• Exercise: Find and copy every line in the records that includes the string "title".

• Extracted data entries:

◇ ◇ ◇

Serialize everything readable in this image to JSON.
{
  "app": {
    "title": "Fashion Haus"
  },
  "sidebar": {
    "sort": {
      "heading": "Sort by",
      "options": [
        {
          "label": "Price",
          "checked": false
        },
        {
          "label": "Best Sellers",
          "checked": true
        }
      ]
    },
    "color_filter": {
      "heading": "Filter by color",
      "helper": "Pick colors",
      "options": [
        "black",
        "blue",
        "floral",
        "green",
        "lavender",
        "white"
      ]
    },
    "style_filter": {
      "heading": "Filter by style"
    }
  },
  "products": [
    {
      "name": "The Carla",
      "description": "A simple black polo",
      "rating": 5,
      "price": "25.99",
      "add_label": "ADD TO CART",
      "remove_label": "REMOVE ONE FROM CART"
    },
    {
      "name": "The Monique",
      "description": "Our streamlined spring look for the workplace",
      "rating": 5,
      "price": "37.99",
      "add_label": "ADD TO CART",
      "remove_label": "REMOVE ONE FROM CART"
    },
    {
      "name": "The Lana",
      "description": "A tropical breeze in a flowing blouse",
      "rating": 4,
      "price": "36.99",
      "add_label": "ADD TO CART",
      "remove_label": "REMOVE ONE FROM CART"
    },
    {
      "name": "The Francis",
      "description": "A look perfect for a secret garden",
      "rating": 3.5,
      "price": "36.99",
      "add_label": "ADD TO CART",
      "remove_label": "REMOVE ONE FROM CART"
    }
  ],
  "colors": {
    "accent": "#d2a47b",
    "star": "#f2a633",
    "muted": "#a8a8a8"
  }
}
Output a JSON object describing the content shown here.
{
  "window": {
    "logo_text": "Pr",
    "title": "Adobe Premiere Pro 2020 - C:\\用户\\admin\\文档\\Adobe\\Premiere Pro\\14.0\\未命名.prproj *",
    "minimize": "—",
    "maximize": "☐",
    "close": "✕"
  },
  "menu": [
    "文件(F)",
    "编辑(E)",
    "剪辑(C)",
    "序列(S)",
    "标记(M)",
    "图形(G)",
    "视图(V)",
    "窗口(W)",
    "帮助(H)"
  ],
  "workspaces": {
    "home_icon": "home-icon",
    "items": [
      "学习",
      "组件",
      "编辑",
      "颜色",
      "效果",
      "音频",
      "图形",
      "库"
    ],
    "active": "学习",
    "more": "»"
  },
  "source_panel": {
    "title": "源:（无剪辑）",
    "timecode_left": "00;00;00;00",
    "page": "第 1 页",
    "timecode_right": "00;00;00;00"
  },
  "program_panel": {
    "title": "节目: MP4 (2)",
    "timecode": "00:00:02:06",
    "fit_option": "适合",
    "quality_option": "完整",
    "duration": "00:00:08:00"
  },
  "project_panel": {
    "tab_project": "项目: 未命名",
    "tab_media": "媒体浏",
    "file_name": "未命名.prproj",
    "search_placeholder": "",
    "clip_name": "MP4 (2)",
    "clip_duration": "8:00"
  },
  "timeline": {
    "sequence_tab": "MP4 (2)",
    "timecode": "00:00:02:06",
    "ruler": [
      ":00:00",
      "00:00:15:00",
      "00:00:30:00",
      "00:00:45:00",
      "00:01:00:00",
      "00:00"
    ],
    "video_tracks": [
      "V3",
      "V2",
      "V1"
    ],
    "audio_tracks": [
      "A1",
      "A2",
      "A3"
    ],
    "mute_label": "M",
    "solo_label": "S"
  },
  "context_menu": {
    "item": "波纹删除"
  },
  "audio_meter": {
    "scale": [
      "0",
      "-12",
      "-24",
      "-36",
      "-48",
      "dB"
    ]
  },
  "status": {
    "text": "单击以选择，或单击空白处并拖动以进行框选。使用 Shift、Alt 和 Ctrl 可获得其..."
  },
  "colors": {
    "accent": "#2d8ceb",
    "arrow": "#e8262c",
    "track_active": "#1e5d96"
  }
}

◇ ◇ ◇

• Completed task:
    "title": "Fashion Haus"
    "title": "Adobe Premiere Pro 2020 - C:\\用户\\admin\\文档\\Adobe\\Premiere Pro\\14.0\\未命名.prproj *",
    "title": "源:（无剪辑）",
    "title": "节目: MP4 (2)",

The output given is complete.